(Action item)
Set it all down exactly, every record and every line.

(The data)
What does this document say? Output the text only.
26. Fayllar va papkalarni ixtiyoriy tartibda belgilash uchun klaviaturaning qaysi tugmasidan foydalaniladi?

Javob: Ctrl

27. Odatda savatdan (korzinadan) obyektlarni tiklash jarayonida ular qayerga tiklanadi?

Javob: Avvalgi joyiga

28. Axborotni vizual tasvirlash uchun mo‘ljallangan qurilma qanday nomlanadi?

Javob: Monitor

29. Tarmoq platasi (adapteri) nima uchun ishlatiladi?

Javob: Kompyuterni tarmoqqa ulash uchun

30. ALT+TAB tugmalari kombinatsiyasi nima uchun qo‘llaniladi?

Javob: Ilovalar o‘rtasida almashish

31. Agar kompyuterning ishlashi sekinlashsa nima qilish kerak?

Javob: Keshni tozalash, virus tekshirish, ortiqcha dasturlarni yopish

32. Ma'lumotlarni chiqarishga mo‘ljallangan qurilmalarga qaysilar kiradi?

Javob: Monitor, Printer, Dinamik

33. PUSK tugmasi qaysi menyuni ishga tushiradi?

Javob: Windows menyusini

(Answer box)
What does this document say? Output the text only.
26. Fayllar va papkalarni ixtiyoriy tartibda belgilash uchun klaviaturaning qaysi tugmasidan foydalaniladi?

Javob: Ctrl

27. Odatda savatdan (korzinadan) obyektlarni tiklash jarayonida ular qayerga tiklanadi?

Javob: Avvalgi joyiga

28. Axborotni vizual tasvirlash uchun mo‘ljallangan qurilma qanday nomlanadi?

Javob: Monitor

29. Tarmoq platasi (adapteri) nima uchun ishlatiladi?

Javob: Kompyuterni tarmoqqa ulash uchun

30. ALT+TAB tugmalari kombinatsiyasi nima uchun qo‘llaniladi?

Javob: Ilovalar o‘rtasida almashish

31. Agar kompyuterning ishlashi sekinlashsa nima qilish kerak?

Javob: Keshni tozalash, virus tekshirish, ortiqcha dasturlarni yopish

32. Ma'lumotlarni chiqarishga mo‘ljallangan qurilmalarga qaysilar kiradi?

Javob: Monitor, Printer, Dinamik

33. PUSK tugmasi qaysi menyuni ishga tushiradi?

Javob: Windows menyusini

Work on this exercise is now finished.